:: Exercise materials ::

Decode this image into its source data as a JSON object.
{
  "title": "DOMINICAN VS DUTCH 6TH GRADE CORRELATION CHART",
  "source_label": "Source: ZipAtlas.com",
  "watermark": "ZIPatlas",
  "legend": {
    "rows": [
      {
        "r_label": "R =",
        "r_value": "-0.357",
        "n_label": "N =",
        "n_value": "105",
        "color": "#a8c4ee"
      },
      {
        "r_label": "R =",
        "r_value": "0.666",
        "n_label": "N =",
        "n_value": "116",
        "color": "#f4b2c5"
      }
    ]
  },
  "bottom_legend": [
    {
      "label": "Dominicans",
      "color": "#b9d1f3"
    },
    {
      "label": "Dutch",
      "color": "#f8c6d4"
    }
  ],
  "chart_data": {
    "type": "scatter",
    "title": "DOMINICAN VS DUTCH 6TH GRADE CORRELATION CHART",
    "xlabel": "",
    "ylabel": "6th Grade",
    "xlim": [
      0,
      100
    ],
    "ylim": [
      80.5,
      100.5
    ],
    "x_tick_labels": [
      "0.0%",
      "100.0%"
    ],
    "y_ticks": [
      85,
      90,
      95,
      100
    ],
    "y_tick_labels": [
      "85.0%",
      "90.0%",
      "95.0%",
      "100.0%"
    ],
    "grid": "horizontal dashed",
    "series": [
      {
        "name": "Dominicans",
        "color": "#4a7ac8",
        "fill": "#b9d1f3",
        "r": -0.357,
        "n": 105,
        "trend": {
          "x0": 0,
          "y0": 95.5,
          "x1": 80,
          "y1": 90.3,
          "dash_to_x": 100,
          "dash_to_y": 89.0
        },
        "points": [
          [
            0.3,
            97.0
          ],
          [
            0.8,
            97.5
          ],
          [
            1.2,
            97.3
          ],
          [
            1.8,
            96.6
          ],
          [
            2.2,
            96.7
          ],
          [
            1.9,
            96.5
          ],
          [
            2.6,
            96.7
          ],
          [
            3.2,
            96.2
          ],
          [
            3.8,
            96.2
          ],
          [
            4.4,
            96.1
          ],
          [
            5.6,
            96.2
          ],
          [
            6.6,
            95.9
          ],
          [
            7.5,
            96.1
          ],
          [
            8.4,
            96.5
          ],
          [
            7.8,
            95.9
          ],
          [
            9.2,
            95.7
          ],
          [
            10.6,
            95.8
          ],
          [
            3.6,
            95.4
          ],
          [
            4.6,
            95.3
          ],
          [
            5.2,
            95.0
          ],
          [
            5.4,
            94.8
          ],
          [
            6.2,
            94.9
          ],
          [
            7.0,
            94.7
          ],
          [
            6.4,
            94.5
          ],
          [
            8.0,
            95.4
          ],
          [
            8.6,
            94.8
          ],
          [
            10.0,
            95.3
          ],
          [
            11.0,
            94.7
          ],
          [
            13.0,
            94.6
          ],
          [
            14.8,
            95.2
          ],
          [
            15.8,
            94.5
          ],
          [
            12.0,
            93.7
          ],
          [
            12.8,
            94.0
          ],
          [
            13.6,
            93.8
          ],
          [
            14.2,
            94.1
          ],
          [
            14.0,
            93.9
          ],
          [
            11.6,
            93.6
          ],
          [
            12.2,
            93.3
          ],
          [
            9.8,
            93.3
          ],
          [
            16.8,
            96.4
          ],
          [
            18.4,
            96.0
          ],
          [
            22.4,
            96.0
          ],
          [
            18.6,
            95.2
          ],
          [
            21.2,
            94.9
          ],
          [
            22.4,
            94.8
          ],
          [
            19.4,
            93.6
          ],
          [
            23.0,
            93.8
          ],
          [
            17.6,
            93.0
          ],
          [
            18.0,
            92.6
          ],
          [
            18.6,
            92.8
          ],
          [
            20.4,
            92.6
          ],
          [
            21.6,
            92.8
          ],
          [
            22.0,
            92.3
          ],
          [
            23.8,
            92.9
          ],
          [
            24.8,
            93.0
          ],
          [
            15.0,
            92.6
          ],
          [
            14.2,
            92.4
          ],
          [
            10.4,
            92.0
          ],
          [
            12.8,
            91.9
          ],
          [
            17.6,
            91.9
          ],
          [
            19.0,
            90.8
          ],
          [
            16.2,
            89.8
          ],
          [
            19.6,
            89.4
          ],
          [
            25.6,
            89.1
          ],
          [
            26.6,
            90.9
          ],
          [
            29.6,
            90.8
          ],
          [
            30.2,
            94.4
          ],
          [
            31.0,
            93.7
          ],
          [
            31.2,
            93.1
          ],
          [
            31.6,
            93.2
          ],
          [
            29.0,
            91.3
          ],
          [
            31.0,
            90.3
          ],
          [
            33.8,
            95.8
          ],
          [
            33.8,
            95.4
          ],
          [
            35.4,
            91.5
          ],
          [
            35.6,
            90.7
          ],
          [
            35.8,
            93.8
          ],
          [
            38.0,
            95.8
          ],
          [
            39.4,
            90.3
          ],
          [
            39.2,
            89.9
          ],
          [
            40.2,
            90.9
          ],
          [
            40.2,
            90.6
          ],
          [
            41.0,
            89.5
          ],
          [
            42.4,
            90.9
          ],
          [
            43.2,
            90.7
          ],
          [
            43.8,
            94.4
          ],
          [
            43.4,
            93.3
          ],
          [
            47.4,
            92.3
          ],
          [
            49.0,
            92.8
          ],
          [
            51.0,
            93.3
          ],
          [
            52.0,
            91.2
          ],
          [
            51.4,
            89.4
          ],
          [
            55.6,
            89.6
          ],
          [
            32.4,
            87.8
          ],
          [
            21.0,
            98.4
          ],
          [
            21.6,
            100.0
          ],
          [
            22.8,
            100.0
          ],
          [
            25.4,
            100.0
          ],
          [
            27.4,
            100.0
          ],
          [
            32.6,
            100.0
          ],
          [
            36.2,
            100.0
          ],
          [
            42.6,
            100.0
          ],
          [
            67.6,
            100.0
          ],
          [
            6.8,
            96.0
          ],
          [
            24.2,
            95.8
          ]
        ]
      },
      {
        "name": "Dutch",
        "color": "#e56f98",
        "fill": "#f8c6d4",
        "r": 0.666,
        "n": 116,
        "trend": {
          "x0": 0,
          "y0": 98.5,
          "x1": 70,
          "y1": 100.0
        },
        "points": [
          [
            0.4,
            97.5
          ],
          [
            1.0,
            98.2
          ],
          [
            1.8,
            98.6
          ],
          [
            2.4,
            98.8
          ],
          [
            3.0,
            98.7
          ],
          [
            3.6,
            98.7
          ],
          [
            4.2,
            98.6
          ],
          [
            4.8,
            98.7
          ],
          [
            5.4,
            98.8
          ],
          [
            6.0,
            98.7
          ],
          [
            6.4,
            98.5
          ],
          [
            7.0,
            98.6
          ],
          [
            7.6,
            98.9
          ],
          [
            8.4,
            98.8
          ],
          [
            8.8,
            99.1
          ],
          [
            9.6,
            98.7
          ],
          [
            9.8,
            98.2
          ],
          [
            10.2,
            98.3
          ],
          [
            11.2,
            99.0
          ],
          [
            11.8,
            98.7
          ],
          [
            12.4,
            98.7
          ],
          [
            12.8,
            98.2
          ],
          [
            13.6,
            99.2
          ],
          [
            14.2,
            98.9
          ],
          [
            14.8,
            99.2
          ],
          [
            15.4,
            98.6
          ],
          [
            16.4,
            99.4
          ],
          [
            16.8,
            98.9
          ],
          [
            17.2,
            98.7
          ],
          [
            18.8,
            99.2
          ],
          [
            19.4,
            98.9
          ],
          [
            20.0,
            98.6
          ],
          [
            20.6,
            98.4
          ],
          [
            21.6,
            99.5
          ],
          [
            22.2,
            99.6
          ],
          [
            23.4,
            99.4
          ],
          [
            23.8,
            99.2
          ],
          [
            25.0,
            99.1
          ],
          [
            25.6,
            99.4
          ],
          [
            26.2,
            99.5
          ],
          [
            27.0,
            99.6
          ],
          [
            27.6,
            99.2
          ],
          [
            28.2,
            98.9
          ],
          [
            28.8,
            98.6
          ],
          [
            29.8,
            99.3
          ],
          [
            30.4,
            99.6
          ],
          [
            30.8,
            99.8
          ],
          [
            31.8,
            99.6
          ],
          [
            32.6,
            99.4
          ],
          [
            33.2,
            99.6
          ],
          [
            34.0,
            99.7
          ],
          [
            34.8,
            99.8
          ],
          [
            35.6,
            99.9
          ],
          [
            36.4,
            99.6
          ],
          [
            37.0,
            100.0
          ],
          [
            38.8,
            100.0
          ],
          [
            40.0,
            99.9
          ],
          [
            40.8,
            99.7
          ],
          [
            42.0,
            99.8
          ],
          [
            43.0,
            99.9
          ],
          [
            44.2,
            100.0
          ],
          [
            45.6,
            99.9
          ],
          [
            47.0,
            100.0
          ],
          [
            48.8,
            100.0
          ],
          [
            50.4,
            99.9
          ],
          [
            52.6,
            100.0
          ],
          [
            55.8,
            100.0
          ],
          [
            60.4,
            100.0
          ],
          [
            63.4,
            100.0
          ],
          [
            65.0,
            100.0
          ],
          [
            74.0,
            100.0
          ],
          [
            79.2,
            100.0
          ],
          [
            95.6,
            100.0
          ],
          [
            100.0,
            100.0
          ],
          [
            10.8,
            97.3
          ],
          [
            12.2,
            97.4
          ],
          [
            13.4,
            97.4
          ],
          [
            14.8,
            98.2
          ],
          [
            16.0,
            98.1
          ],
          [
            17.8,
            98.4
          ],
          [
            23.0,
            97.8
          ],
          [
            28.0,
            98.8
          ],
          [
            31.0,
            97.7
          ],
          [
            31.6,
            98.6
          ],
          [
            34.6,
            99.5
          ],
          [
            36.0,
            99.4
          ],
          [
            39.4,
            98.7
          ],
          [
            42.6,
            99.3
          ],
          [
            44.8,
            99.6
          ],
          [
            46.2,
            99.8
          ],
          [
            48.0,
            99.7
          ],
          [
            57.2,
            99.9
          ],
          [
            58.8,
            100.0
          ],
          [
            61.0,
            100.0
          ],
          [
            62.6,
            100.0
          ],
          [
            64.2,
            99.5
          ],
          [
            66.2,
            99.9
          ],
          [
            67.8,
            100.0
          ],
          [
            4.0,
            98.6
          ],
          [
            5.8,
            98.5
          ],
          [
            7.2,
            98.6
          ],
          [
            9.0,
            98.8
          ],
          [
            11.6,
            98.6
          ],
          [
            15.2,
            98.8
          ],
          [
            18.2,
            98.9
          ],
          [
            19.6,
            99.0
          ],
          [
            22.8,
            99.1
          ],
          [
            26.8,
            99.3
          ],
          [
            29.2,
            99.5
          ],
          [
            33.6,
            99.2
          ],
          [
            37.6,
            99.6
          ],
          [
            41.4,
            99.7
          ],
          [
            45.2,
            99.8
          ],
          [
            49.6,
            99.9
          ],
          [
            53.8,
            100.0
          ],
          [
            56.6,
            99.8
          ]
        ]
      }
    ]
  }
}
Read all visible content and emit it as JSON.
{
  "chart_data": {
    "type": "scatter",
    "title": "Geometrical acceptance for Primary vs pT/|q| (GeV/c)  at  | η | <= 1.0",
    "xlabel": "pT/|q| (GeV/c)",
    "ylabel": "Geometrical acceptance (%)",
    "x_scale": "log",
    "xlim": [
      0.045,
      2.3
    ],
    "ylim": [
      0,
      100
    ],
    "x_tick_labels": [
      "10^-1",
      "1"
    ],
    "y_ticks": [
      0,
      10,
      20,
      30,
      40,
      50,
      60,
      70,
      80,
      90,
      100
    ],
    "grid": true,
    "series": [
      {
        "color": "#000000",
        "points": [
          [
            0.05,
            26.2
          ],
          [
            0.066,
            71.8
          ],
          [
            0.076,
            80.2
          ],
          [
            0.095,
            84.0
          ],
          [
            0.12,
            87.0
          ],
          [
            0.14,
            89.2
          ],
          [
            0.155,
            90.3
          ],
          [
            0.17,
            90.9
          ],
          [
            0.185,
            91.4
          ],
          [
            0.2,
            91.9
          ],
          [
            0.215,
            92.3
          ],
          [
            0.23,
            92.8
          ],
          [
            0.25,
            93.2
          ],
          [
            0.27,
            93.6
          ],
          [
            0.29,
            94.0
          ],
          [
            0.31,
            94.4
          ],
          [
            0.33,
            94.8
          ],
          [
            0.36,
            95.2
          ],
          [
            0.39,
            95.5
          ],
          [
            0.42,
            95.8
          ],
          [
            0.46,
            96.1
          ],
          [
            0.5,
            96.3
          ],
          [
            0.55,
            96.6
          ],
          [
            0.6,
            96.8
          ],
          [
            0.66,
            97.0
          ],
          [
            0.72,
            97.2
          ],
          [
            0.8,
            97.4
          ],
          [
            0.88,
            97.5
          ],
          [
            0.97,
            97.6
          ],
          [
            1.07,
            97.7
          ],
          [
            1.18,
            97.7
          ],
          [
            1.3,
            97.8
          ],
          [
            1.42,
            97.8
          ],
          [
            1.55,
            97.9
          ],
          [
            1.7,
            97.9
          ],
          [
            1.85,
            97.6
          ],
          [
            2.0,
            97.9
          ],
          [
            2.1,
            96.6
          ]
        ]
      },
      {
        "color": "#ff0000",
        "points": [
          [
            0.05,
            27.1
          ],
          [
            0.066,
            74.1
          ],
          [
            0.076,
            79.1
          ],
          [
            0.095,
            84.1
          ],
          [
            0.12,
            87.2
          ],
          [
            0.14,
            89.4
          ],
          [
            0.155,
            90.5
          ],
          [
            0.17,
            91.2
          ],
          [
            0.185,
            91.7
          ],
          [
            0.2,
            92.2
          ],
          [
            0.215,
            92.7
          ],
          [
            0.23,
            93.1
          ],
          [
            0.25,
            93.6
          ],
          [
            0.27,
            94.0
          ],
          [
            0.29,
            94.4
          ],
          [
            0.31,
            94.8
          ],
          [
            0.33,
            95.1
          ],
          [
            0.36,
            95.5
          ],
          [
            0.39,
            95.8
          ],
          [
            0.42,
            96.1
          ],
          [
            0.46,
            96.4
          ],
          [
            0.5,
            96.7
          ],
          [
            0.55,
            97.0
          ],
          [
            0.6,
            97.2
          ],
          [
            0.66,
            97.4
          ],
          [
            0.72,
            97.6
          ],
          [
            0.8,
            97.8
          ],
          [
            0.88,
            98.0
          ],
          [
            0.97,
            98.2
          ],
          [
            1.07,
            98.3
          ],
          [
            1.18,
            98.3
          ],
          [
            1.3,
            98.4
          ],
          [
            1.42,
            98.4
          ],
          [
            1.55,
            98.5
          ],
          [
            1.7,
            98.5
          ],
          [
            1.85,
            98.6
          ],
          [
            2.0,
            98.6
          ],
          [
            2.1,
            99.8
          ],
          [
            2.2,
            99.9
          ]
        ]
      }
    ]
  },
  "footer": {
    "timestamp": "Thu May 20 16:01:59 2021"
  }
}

:::

Identify lines with the string "CORRELATION". Copy each one.

  "title": "DOMINICAN VS DUTCH 6TH GRADE CORRELATION CHART",
    "title": "DOMINICAN VS DUTCH 6TH GRADE CORRELATION CHART",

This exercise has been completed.